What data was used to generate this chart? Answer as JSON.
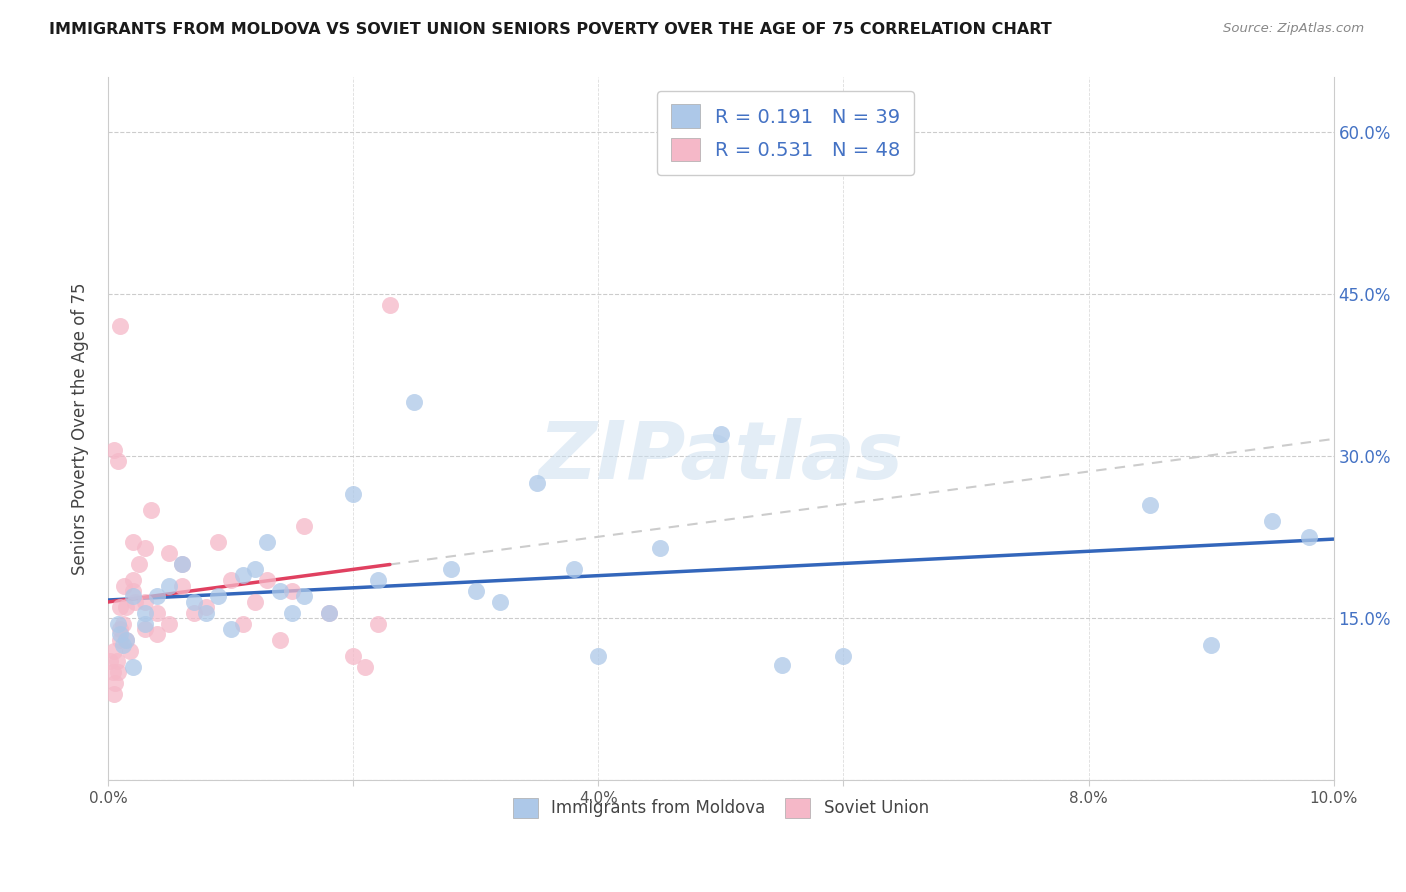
{
  "title": "IMMIGRANTS FROM MOLDOVA VS SOVIET UNION SENIORS POVERTY OVER THE AGE OF 75 CORRELATION CHART",
  "source": "Source: ZipAtlas.com",
  "ylabel_label": "Seniors Poverty Over the Age of 75",
  "legend_label1": "Immigrants from Moldova",
  "legend_label2": "Soviet Union",
  "R1": 0.191,
  "N1": 39,
  "R2": 0.531,
  "N2": 48,
  "xlim": [
    0.0,
    0.1
  ],
  "ylim": [
    0.0,
    0.65
  ],
  "x_ticks": [
    0.0,
    0.02,
    0.04,
    0.06,
    0.08,
    0.1
  ],
  "x_tick_labels": [
    "0.0%",
    "",
    "4.0%",
    "",
    "8.0%",
    "10.0%"
  ],
  "y_ticks": [
    0.0,
    0.15,
    0.3,
    0.45,
    0.6
  ],
  "y_tick_labels_right": [
    "",
    "15.0%",
    "30.0%",
    "45.0%",
    "60.0%"
  ],
  "color_moldova": "#adc8e8",
  "color_soviet": "#f5b8c8",
  "color_line_moldova": "#3366bb",
  "color_line_soviet": "#e04060",
  "color_legend_text": "#4472c4",
  "watermark": "ZIPatlas",
  "moldova_x": [
    0.0008,
    0.001,
    0.0012,
    0.0015,
    0.002,
    0.002,
    0.003,
    0.003,
    0.004,
    0.005,
    0.006,
    0.007,
    0.008,
    0.009,
    0.01,
    0.011,
    0.012,
    0.013,
    0.014,
    0.015,
    0.016,
    0.018,
    0.02,
    0.022,
    0.025,
    0.028,
    0.03,
    0.032,
    0.035,
    0.038,
    0.04,
    0.045,
    0.05,
    0.055,
    0.06,
    0.085,
    0.09,
    0.095,
    0.098
  ],
  "moldova_y": [
    0.145,
    0.135,
    0.125,
    0.13,
    0.105,
    0.17,
    0.155,
    0.145,
    0.17,
    0.18,
    0.2,
    0.165,
    0.155,
    0.17,
    0.14,
    0.19,
    0.195,
    0.22,
    0.175,
    0.155,
    0.17,
    0.155,
    0.265,
    0.185,
    0.35,
    0.195,
    0.175,
    0.165,
    0.275,
    0.195,
    0.115,
    0.215,
    0.32,
    0.107,
    0.115,
    0.255,
    0.125,
    0.24,
    0.225
  ],
  "soviet_x": [
    0.0002,
    0.0004,
    0.0005,
    0.0005,
    0.0006,
    0.0007,
    0.0008,
    0.001,
    0.001,
    0.001,
    0.0012,
    0.0013,
    0.0015,
    0.0015,
    0.0018,
    0.002,
    0.002,
    0.002,
    0.0022,
    0.0025,
    0.003,
    0.003,
    0.003,
    0.0035,
    0.004,
    0.004,
    0.005,
    0.005,
    0.006,
    0.006,
    0.007,
    0.008,
    0.009,
    0.01,
    0.011,
    0.012,
    0.013,
    0.014,
    0.015,
    0.016,
    0.018,
    0.02,
    0.021,
    0.022,
    0.023,
    0.0005,
    0.0008,
    0.001
  ],
  "soviet_y": [
    0.11,
    0.1,
    0.12,
    0.08,
    0.09,
    0.11,
    0.1,
    0.14,
    0.16,
    0.13,
    0.145,
    0.18,
    0.16,
    0.13,
    0.12,
    0.185,
    0.22,
    0.175,
    0.165,
    0.2,
    0.14,
    0.165,
    0.215,
    0.25,
    0.155,
    0.135,
    0.145,
    0.21,
    0.18,
    0.2,
    0.155,
    0.16,
    0.22,
    0.185,
    0.145,
    0.165,
    0.185,
    0.13,
    0.175,
    0.235,
    0.155,
    0.115,
    0.105,
    0.145,
    0.44,
    0.305,
    0.295,
    0.42
  ]
}
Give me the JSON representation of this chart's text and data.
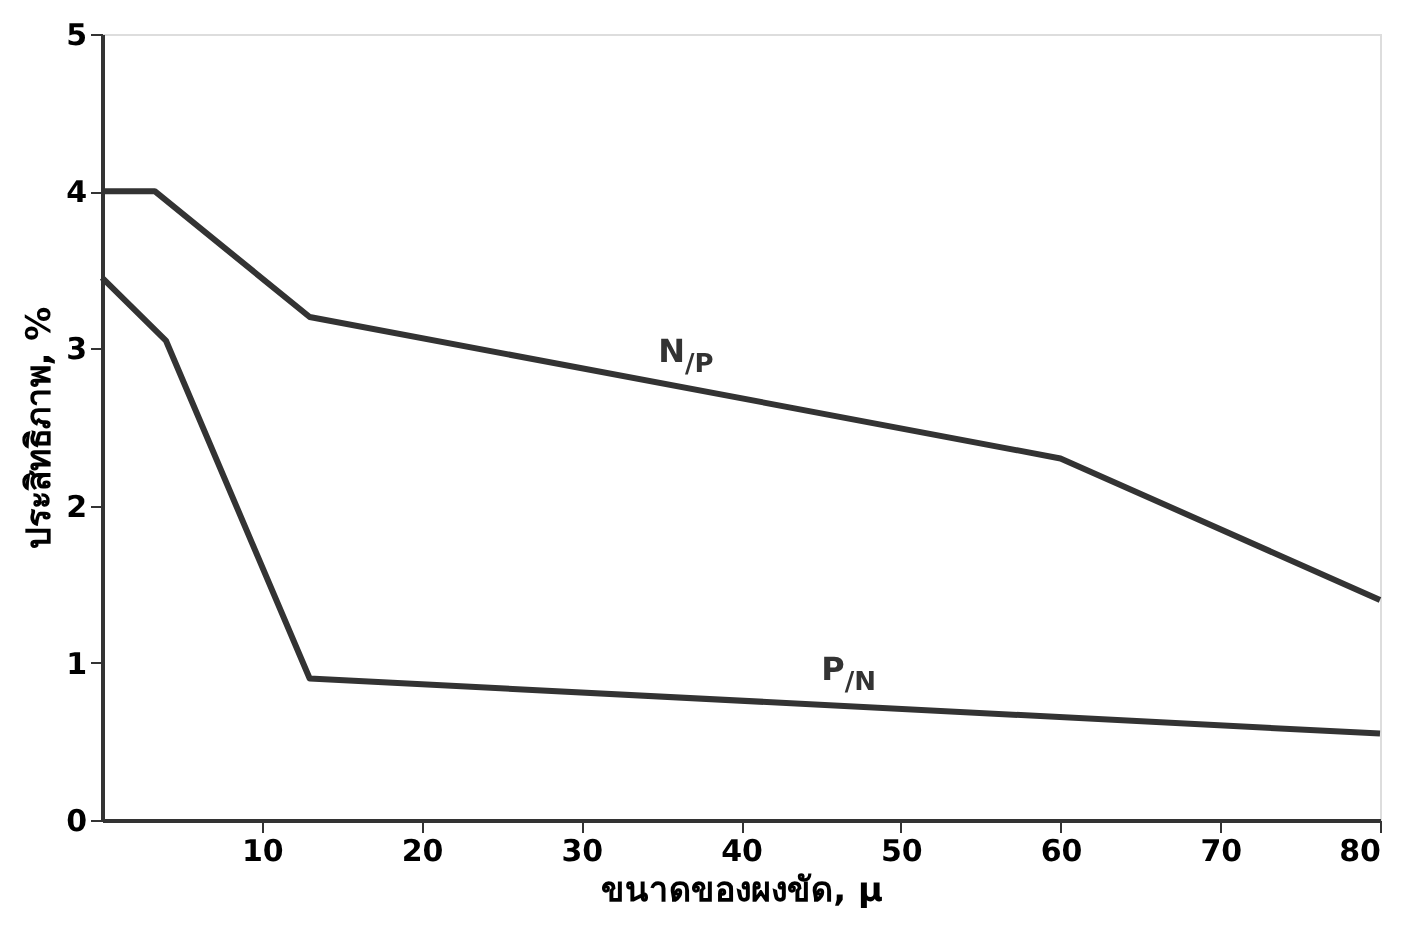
{
  "chart_data": {
    "type": "line",
    "xlabel": "ขนาดของผงขัด, μ",
    "ylabel": "ประสิทธิภาพ, %",
    "xlim": [
      0,
      80
    ],
    "xticks": [
      10,
      20,
      30,
      40,
      50,
      60,
      70,
      80
    ],
    "ylim": [
      0,
      5
    ],
    "yticks": [
      0,
      1,
      2,
      3,
      4,
      5
    ],
    "grid": false,
    "marker": "none",
    "line_style": "solid",
    "series": [
      {
        "name": "N$_{/P}$",
        "color": "#333333",
        "x": [
          0,
          3.3,
          13,
          60,
          80
        ],
        "values": [
          4.0,
          4.0,
          3.2,
          2.3,
          1.4
        ]
      },
      {
        "name": "P$_{/N}$",
        "color": "#333333",
        "x": [
          0,
          4,
          13,
          80
        ],
        "values": [
          3.45,
          3.05,
          0.9,
          0.55
        ]
      }
    ]
  }
}
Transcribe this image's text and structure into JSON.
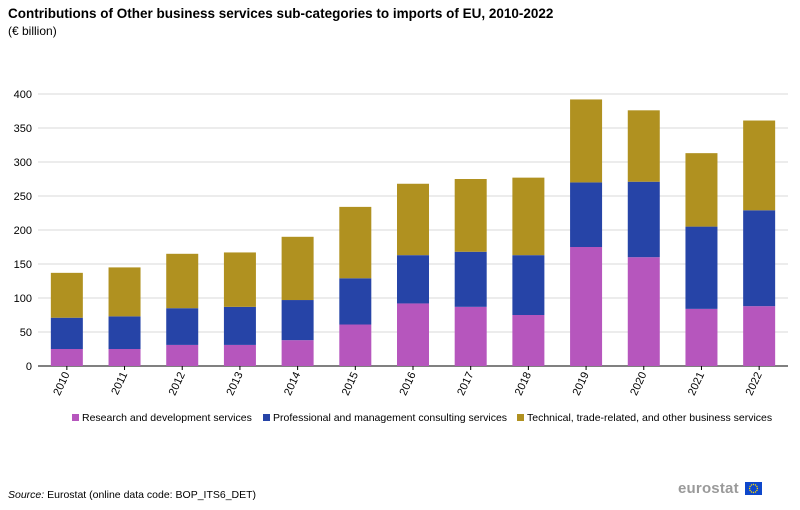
{
  "header": {
    "title": "Contributions of Other business services sub-categories to imports of EU, 2010-2022",
    "subtitle": "(€ billion)"
  },
  "footer": {
    "source_label": "Source:",
    "source_text": " Eurostat (online data code: BOP_ITS6_DET)",
    "logo_text": "eurostat"
  },
  "chart_data": {
    "type": "bar",
    "stacked": true,
    "title": "Contributions of Other business services sub-categories to imports of EU, 2010-2022",
    "ylabel": "(€ billion)",
    "xlabel": "",
    "ylim": [
      0,
      400
    ],
    "yticks": [
      0,
      50,
      100,
      150,
      200,
      250,
      300,
      350,
      400
    ],
    "grid": true,
    "legend_position": "bottom",
    "categories": [
      "2010",
      "2011",
      "2012",
      "2013",
      "2014",
      "2015",
      "2016",
      "2017",
      "2018",
      "2019",
      "2020",
      "2021",
      "2022"
    ],
    "series": [
      {
        "name": "Research and development services",
        "color": "#b656bd",
        "values": [
          25,
          25,
          31,
          31,
          38,
          61,
          92,
          87,
          75,
          175,
          160,
          84,
          88
        ]
      },
      {
        "name": "Professional and management consulting services",
        "color": "#2644a7",
        "values": [
          46,
          48,
          54,
          56,
          59,
          68,
          71,
          81,
          88,
          95,
          111,
          121,
          141
        ]
      },
      {
        "name": "Technical, trade-related, and other business services",
        "color": "#b09120",
        "values": [
          66,
          72,
          80,
          80,
          93,
          105,
          105,
          107,
          114,
          122,
          105,
          108,
          132
        ]
      }
    ]
  }
}
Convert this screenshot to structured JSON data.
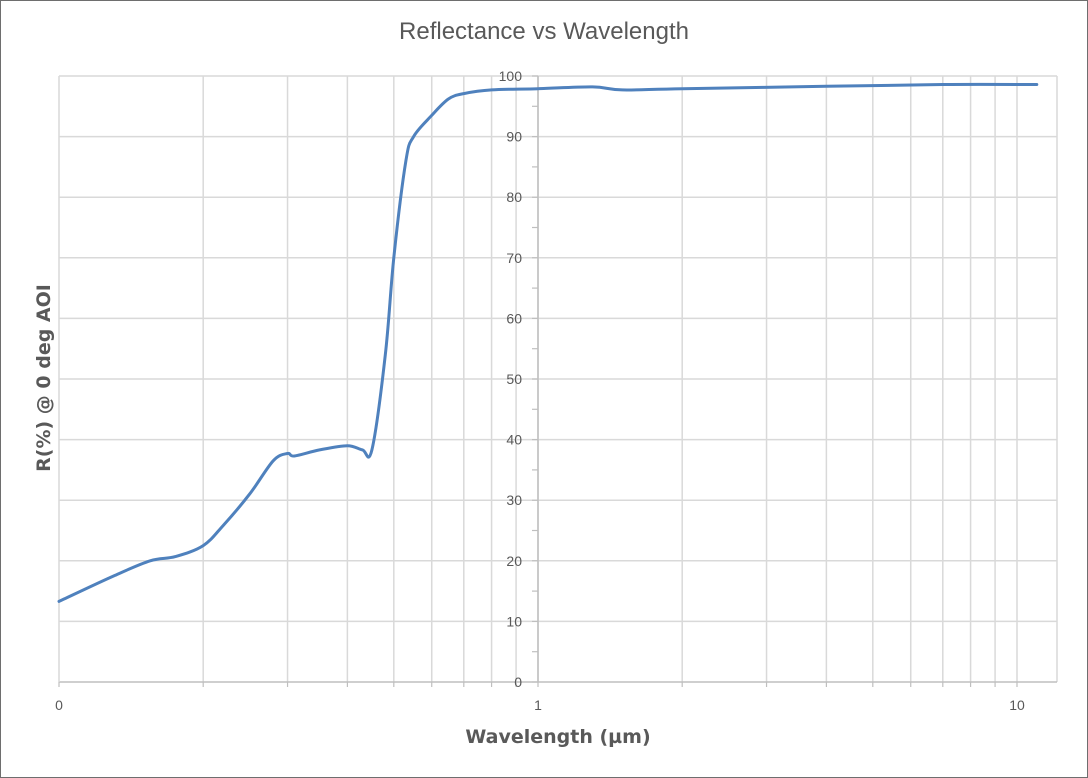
{
  "chart_data": {
    "type": "line",
    "title": "Reflectance vs Wavelength",
    "xlabel": "Wavelength (µm)",
    "ylabel": "R(%) @ 0 deg AOI",
    "x_scale": "log",
    "xlim": [
      0.1,
      11
    ],
    "ylim": [
      0,
      100
    ],
    "x_tick_values": [
      0.1,
      1,
      10
    ],
    "x_tick_labels": [
      "0",
      "1",
      "10"
    ],
    "y_tick_values": [
      0,
      10,
      20,
      30,
      40,
      50,
      60,
      70,
      80,
      90,
      100
    ],
    "y_tick_labels": [
      "0",
      "10",
      "20",
      "30",
      "40",
      "50",
      "60",
      "70",
      "80",
      "90",
      "100"
    ],
    "grid": true,
    "legend": "none",
    "series_color": "#4f81bd",
    "grid_color": "#d9d9d9",
    "series": [
      {
        "x": [
          0.1,
          0.13,
          0.155,
          0.175,
          0.2,
          0.22,
          0.25,
          0.28,
          0.3,
          0.31,
          0.35,
          0.4,
          0.43,
          0.45,
          0.48,
          0.5,
          0.53,
          0.55,
          0.6,
          0.65,
          0.7,
          0.8,
          1.0,
          1.3,
          1.5,
          2.0,
          4.0,
          7.0,
          11.0
        ],
        "y": [
          13.3,
          17.5,
          20.0,
          20.7,
          22.5,
          25.8,
          31.0,
          36.5,
          37.7,
          37.3,
          38.3,
          39.0,
          38.3,
          38.3,
          54.0,
          70.0,
          86.0,
          90.0,
          93.5,
          96.2,
          97.1,
          97.7,
          97.9,
          98.2,
          97.7,
          97.9,
          98.3,
          98.6,
          98.6
        ]
      }
    ]
  }
}
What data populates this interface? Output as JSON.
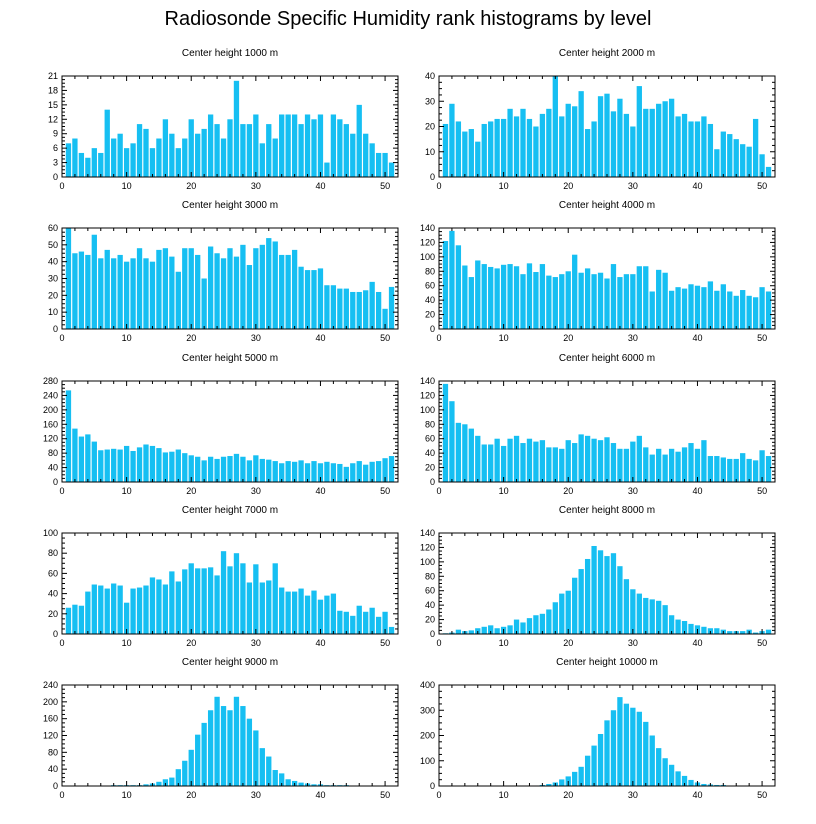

* * *

_WORK TO BE COMPLETED_: Give only the count of lines in which the string "What" appears.

_FULL ANSWER_: 2